● WORK REQUIRED: Using the data below, repeat all of it precisely.

● PROVIDED MATERIAL:
[Begin]

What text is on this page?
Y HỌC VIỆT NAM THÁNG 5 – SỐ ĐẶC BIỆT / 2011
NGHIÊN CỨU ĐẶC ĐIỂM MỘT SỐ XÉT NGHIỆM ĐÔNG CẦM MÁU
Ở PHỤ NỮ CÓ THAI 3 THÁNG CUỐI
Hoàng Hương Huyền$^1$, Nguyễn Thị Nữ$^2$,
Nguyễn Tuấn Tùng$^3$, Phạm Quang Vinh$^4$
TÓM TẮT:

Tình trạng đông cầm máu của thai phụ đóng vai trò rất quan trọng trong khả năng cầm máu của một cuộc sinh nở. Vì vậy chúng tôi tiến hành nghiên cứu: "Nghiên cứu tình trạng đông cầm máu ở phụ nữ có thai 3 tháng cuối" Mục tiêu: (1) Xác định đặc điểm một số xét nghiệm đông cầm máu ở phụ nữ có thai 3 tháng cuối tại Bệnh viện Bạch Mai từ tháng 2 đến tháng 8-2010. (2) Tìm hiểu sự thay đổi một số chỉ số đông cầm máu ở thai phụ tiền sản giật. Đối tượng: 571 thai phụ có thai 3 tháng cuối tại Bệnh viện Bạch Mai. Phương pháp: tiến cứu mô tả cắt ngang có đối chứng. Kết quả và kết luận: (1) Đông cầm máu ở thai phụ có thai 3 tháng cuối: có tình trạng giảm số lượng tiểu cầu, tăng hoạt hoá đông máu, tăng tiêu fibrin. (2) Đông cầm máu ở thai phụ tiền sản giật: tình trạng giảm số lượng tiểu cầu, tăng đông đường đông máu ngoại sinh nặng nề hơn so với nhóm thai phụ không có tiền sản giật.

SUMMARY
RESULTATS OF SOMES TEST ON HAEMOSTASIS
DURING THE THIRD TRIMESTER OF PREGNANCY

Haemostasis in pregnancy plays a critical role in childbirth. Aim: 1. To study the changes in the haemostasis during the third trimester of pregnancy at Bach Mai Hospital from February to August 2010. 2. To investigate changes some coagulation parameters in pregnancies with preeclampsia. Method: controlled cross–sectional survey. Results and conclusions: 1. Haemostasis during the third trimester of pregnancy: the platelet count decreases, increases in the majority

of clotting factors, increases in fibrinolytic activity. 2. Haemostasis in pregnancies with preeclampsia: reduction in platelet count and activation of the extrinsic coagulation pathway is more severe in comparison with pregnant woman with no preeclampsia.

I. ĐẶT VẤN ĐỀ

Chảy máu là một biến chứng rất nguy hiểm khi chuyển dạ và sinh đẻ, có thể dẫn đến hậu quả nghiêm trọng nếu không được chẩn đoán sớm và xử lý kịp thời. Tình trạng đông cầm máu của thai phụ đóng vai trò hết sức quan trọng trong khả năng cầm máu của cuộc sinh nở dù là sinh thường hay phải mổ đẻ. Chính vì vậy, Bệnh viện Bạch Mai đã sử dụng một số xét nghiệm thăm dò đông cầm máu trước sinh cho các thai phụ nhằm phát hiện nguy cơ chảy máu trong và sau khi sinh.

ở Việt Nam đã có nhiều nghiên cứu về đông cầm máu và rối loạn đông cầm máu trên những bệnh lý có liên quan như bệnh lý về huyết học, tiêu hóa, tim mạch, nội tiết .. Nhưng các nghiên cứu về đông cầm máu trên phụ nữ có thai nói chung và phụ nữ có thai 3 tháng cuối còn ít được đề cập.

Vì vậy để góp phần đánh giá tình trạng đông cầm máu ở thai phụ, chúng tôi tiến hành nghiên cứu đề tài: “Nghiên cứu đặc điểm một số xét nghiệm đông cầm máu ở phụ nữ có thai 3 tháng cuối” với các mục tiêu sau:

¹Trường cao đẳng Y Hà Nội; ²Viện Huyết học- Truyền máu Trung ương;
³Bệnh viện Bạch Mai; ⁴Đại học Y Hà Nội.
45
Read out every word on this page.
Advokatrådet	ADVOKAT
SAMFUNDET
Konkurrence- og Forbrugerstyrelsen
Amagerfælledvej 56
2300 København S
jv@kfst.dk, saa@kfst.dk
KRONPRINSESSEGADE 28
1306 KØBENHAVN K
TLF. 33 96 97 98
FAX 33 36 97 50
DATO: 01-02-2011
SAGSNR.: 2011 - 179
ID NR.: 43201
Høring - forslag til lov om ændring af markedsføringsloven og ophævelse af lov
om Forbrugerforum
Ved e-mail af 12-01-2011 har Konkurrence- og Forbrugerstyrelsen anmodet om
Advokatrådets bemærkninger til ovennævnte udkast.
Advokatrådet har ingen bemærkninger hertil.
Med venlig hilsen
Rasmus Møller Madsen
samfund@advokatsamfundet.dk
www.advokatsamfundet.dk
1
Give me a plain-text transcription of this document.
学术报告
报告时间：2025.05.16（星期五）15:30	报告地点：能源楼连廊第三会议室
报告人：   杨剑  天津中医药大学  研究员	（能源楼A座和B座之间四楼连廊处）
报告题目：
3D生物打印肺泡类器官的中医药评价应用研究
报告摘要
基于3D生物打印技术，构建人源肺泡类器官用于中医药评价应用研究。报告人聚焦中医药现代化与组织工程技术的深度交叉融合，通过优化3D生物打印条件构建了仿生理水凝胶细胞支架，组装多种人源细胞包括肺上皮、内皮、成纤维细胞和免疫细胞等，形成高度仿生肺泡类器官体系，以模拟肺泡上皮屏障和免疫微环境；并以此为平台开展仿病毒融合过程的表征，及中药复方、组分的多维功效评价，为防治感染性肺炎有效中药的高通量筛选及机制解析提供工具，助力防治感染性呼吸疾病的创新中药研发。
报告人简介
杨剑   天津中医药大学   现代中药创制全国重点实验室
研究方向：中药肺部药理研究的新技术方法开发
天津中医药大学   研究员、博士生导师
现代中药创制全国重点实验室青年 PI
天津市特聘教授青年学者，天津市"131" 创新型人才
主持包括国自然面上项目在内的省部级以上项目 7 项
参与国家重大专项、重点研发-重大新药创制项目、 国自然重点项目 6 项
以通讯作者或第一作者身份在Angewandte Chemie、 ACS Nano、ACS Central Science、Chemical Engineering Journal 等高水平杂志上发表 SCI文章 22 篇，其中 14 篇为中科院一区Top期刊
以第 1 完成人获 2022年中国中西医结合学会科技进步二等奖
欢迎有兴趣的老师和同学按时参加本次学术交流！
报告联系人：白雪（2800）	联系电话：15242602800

[End]

● SOLUTION TO THIS TASK:
What text is on this page?
Y HỌC VIỆT NAM THÁNG 5 – SỐ ĐẶC BIỆT / 2011
NGHIÊN CỨU ĐẶC ĐIỂM MỘT SỐ XÉT NGHIỆM ĐÔNG CẦM MÁU
Ở PHỤ NỮ CÓ THAI 3 THÁNG CUỐI
Hoàng Hương Huyền$^1$, Nguyễn Thị Nữ$^2$,
Nguyễn Tuấn Tùng$^3$, Phạm Quang Vinh$^4$
TÓM TẮT:

Tình trạng đông cầm máu của thai phụ đóng vai trò rất quan trọng trong khả năng cầm máu của một cuộc sinh nở. Vì vậy chúng tôi tiến hành nghiên cứu: "Nghiên cứu tình trạng đông cầm máu ở phụ nữ có thai 3 tháng cuối" Mục tiêu: (1) Xác định đặc điểm một số xét nghiệm đông cầm máu ở phụ nữ có thai 3 tháng cuối tại Bệnh viện Bạch Mai từ tháng 2 đến tháng 8-2010. (2) Tìm hiểu sự thay đổi một số chỉ số đông cầm máu ở thai phụ tiền sản giật. Đối tượng: 571 thai phụ có thai 3 tháng cuối tại Bệnh viện Bạch Mai. Phương pháp: tiến cứu mô tả cắt ngang có đối chứng. Kết quả và kết luận: (1) Đông cầm máu ở thai phụ có thai 3 tháng cuối: có tình trạng giảm số lượng tiểu cầu, tăng hoạt hoá đông máu, tăng tiêu fibrin. (2) Đông cầm máu ở thai phụ tiền sản giật: tình trạng giảm số lượng tiểu cầu, tăng đông đường đông máu ngoại sinh nặng nề hơn so với nhóm thai phụ không có tiền sản giật.

SUMMARY
RESULTATS OF SOMES TEST ON HAEMOSTASIS
DURING THE THIRD TRIMESTER OF PREGNANCY

Haemostasis in pregnancy plays a critical role in childbirth. Aim: 1. To study the changes in the haemostasis during the third trimester of pregnancy at Bach Mai Hospital from February to August 2010. 2. To investigate changes some coagulation parameters in pregnancies with preeclampsia. Method: controlled cross–sectional survey. Results and conclusions: 1. Haemostasis during the third trimester of pregnancy: the platelet count decreases, increases in the majority

of clotting factors, increases in fibrinolytic activity. 2. Haemostasis in pregnancies with preeclampsia: reduction in platelet count and activation of the extrinsic coagulation pathway is more severe in comparison with pregnant woman with no preeclampsia.

I. ĐẶT VẤN ĐỀ

Chảy máu là một biến chứng rất nguy hiểm khi chuyển dạ và sinh đẻ, có thể dẫn đến hậu quả nghiêm trọng nếu không được chẩn đoán sớm và xử lý kịp thời. Tình trạng đông cầm máu của thai phụ đóng vai trò hết sức quan trọng trong khả năng cầm máu của cuộc sinh nở dù là sinh thường hay phải mổ đẻ. Chính vì vậy, Bệnh viện Bạch Mai đã sử dụng một số xét nghiệm thăm dò đông cầm máu trước sinh cho các thai phụ nhằm phát hiện nguy cơ chảy máu trong và sau khi sinh.

ở Việt Nam đã có nhiều nghiên cứu về đông cầm máu và rối loạn đông cầm máu trên những bệnh lý có liên quan như bệnh lý về huyết học, tiêu hóa, tim mạch, nội tiết .. Nhưng các nghiên cứu về đông cầm máu trên phụ nữ có thai nói chung và phụ nữ có thai 3 tháng cuối còn ít được đề cập.

Vì vậy để góp phần đánh giá tình trạng đông cầm máu ở thai phụ, chúng tôi tiến hành nghiên cứu đề tài: “Nghiên cứu đặc điểm một số xét nghiệm đông cầm máu ở phụ nữ có thai 3 tháng cuối” với các mục tiêu sau:

¹Trường cao đẳng Y Hà Nội; ²Viện Huyết học- Truyền máu Trung ương;
³Bệnh viện Bạch Mai; ⁴Đại học Y Hà Nội.
45
Read out every word on this page.
Advokatrådet	ADVOKAT
SAMFUNDET
Konkurrence- og Forbrugerstyrelsen
Amagerfælledvej 56
2300 København S
jv@kfst.dk, saa@kfst.dk
KRONPRINSESSEGADE 28
1306 KØBENHAVN K
TLF. 33 96 97 98
FAX 33 36 97 50
DATO: 01-02-2011
SAGSNR.: 2011 - 179
ID NR.: 43201
Høring - forslag til lov om ændring af markedsføringsloven og ophævelse af lov
om Forbrugerforum
Ved e-mail af 12-01-2011 har Konkurrence- og Forbrugerstyrelsen anmodet om
Advokatrådets bemærkninger til ovennævnte udkast.
Advokatrådet har ingen bemærkninger hertil.
Med venlig hilsen
Rasmus Møller Madsen
samfund@advokatsamfundet.dk
www.advokatsamfundet.dk
1
Give me a plain-text transcription of this document.
学术报告
报告时间：2025.05.16（星期五）15:30	报告地点：能源楼连廊第三会议室
报告人：   杨剑  天津中医药大学  研究员	（能源楼A座和B座之间四楼连廊处）
报告题目：
3D生物打印肺泡类器官的中医药评价应用研究
报告摘要
基于3D生物打印技术，构建人源肺泡类器官用于中医药评价应用研究。报告人聚焦中医药现代化与组织工程技术的深度交叉融合，通过优化3D生物打印条件构建了仿生理水凝胶细胞支架，组装多种人源细胞包括肺上皮、内皮、成纤维细胞和免疫细胞等，形成高度仿生肺泡类器官体系，以模拟肺泡上皮屏障和免疫微环境；并以此为平台开展仿病毒融合过程的表征，及中药复方、组分的多维功效评价，为防治感染性肺炎有效中药的高通量筛选及机制解析提供工具，助力防治感染性呼吸疾病的创新中药研发。
报告人简介
杨剑   天津中医药大学   现代中药创制全国重点实验室
研究方向：中药肺部药理研究的新技术方法开发
天津中医药大学   研究员、博士生导师
现代中药创制全国重点实验室青年 PI
天津市特聘教授青年学者，天津市"131" 创新型人才
主持包括国自然面上项目在内的省部级以上项目 7 项
参与国家重大专项、重点研发-重大新药创制项目、 国自然重点项目 6 项
以通讯作者或第一作者身份在Angewandte Chemie、 ACS Nano、ACS Central Science、Chemical Engineering Journal 等高水平杂志上发表 SCI文章 22 篇，其中 14 篇为中科院一区Top期刊
以第 1 完成人获 2022年中国中西医结合学会科技进步二等奖
欢迎有兴趣的老师和同学按时参加本次学术交流！
报告联系人：白雪（2800）	联系电话：15242602800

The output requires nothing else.